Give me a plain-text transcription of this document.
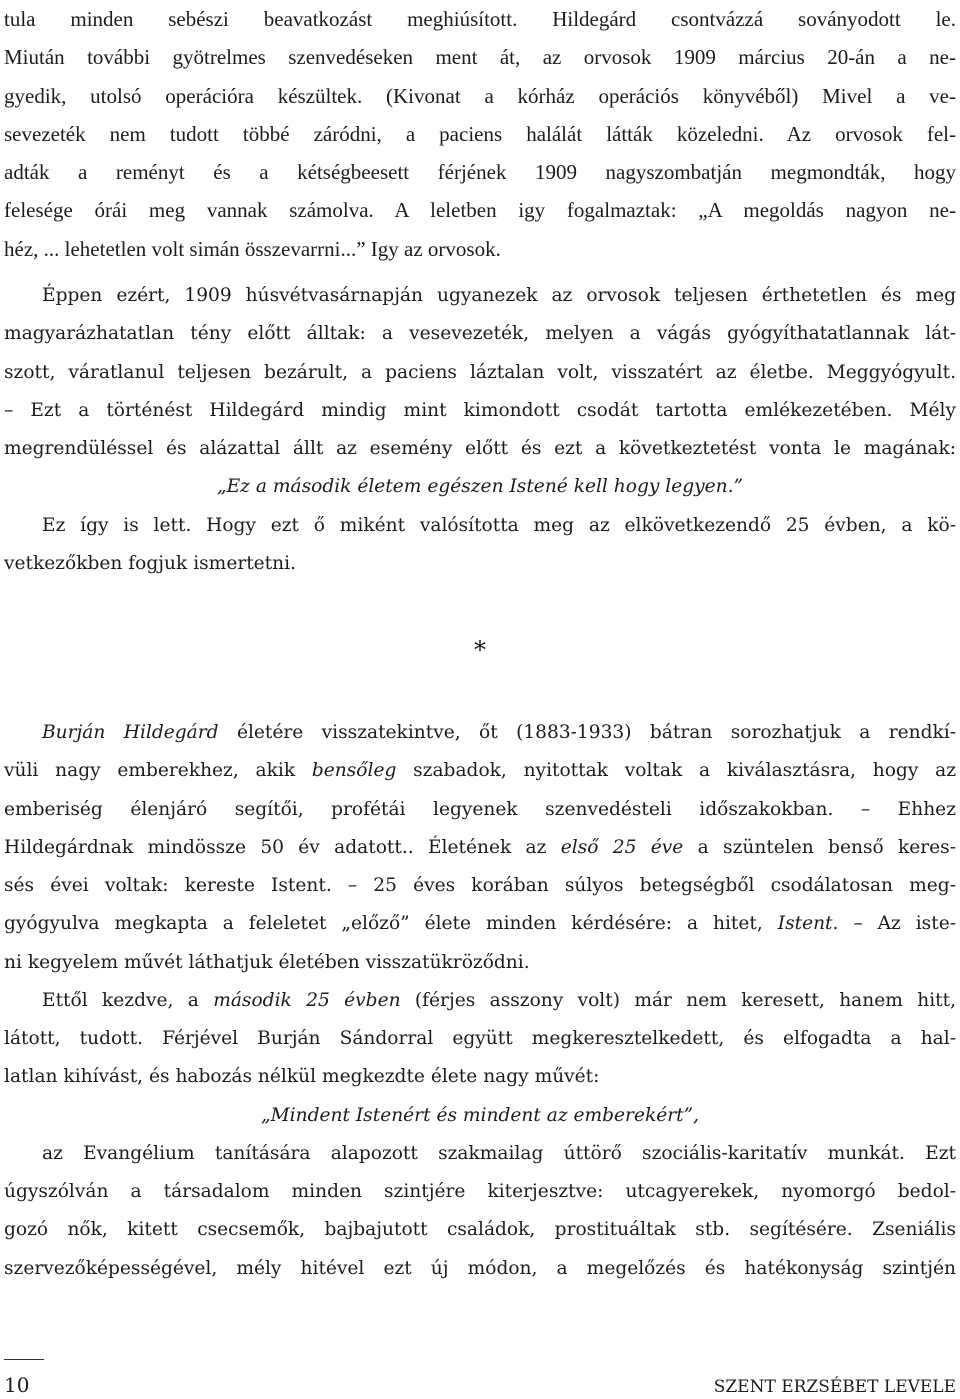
tula minden sebészi beavatkozást meghiúsított. Hildegárd csontvázzá soványodott le.
Miután további gyötrelmes szenvedéseken ment át, az orvosok 1909 március 20-án a ne-
gyedik, utolsó operációra készültek. (Kivonat a kórház operációs könyvéből) Mivel a ve-
sevezeték nem tudott többé záródni, a paciens halálát látták közeledni. Az orvosok fel-
adták a reményt és a kétségbeesett férjének 1909 nagyszombatján megmondták, hogy
felesége órái meg vannak számolva. A leletben igy fogalmaztak: „A megoldás nagyon ne-
héz, ... lehetetlen volt simán összevarrni...” Igy az orvosok.
Éppen ezért, 1909 húsvétvasárnapján ugyanezek az orvosok teljesen érthetetlen és meg
magyarázhatatlan tény előtt álltak: a vesevezeték, melyen a vágás gyógyíthatatlannak lát-
szott, váratlanul teljesen bezárult, a paciens láztalan volt, visszatért az életbe. Meggyógyult.
– Ezt a történést Hildegárd mindig mint kimondott csodát tartotta emlékezetében. Mély
megrendüléssel és alázattal állt az esemény előtt és ezt a következtetést vonta le magának:
„Ez a második életem egészen Istené kell hogy legyen.”
Ez így is lett. Hogy ezt ő miként valósította meg az elkövetkezendő 25 évben, a kö-
vetkezőkben fogjuk ismertetni.
*
Burján Hildegárd életére visszatekintve, őt (1883-1933) bátran sorozhatjuk a rendkí-
vüli nagy emberekhez, akik bensőleg szabadok, nyitottak voltak a kiválasztásra, hogy az
emberiség élenjáró segítői, profétái legyenek szenvedésteli időszakokban. – Ehhez
Hildegárdnak mindössze 50 év adatott.. Életének az első 25 éve a szüntelen benső keres-
sés évei voltak: kereste Istent. – 25 éves korában súlyos betegségből csodálatosan meg-
gyógyulva megkapta a feleletet „előző” élete minden kérdésére: a hitet, Istent. – Az iste-
ni kegyelem művét láthatjuk életében visszatükröződni.
Ettől kezdve, a második 25 évben (férjes asszony volt) már nem keresett, hanem hitt,
látott, tudott. Férjével Burján Sándorral együtt megkeresztelkedett, és elfogadta a hal-
latlan kihívást, és habozás nélkül megkezdte élete nagy művét:
„Mindent Istenért és mindent az emberekért”,
az Evangélium tanítására alapozott szakmailag úttörő szociális-karitatív munkát. Ezt
úgyszólván a társadalom minden szintjére kiterjesztve: utcagyerekek, nyomorgó bedol-
gozó nők, kitett csecsemők, bajbajutott családok, prostituáltak stb. segítésére. Zseniális
szervezőképességével, mély hitével ezt új módon, a megelőzés és hatékonyság szintjén
10	SZENT ERZSÉBET LEVELE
----------------------------------------
§ WORK TO BE COMPLETED
Make an exact copy of the records shown above, without the pictures.

§ RESULT
Give me a plain-text transcription of this document.
tula minden sebészi beavatkozást meghiúsított. Hildegárd csontvázzá soványodott le.
Miután további gyötrelmes szenvedéseken ment át, az orvosok 1909 március 20-án a ne-
gyedik, utolsó operációra készültek. (Kivonat a kórház operációs könyvéből) Mivel a ve-
sevezeték nem tudott többé záródni, a paciens halálát látták közeledni. Az orvosok fel-
adták a reményt és a kétségbeesett férjének 1909 nagyszombatján megmondták, hogy
felesége órái meg vannak számolva. A leletben igy fogalmaztak: „A megoldás nagyon ne-
héz, ... lehetetlen volt simán összevarrni...” Igy az orvosok.
Éppen ezért, 1909 húsvétvasárnapján ugyanezek az orvosok teljesen érthetetlen és meg
magyarázhatatlan tény előtt álltak: a vesevezeték, melyen a vágás gyógyíthatatlannak lát-
szott, váratlanul teljesen bezárult, a paciens láztalan volt, visszatért az életbe. Meggyógyult.
– Ezt a történést Hildegárd mindig mint kimondott csodát tartotta emlékezetében. Mély
megrendüléssel és alázattal állt az esemény előtt és ezt a következtetést vonta le magának:
„Ez a második életem egészen Istené kell hogy legyen.”
Ez így is lett. Hogy ezt ő miként valósította meg az elkövetkezendő 25 évben, a kö-
vetkezőkben fogjuk ismertetni.
*
Burján Hildegárd életére visszatekintve, őt (1883-1933) bátran sorozhatjuk a rendkí-
vüli nagy emberekhez, akik bensőleg szabadok, nyitottak voltak a kiválasztásra, hogy az
emberiség élenjáró segítői, profétái legyenek szenvedésteli időszakokban. – Ehhez
Hildegárdnak mindössze 50 év adatott.. Életének az első 25 éve a szüntelen benső keres-
sés évei voltak: kereste Istent. – 25 éves korában súlyos betegségből csodálatosan meg-
gyógyulva megkapta a feleletet „előző” élete minden kérdésére: a hitet, Istent. – Az iste-
ni kegyelem művét láthatjuk életében visszatükröződni.
Ettől kezdve, a második 25 évben (férjes asszony volt) már nem keresett, hanem hitt,
látott, tudott. Férjével Burján Sándorral együtt megkeresztelkedett, és elfogadta a hal-
latlan kihívást, és habozás nélkül megkezdte élete nagy művét:
„Mindent Istenért és mindent az emberekért”,
az Evangélium tanítására alapozott szakmailag úttörő szociális-karitatív munkát. Ezt
úgyszólván a társadalom minden szintjére kiterjesztve: utcagyerekek, nyomorgó bedol-
gozó nők, kitett csecsemők, bajbajutott családok, prostituáltak stb. segítésére. Zseniális
szervezőképességével, mély hitével ezt új módon, a megelőzés és hatékonyság szintjén
10	SZENT ERZSÉBET LEVELE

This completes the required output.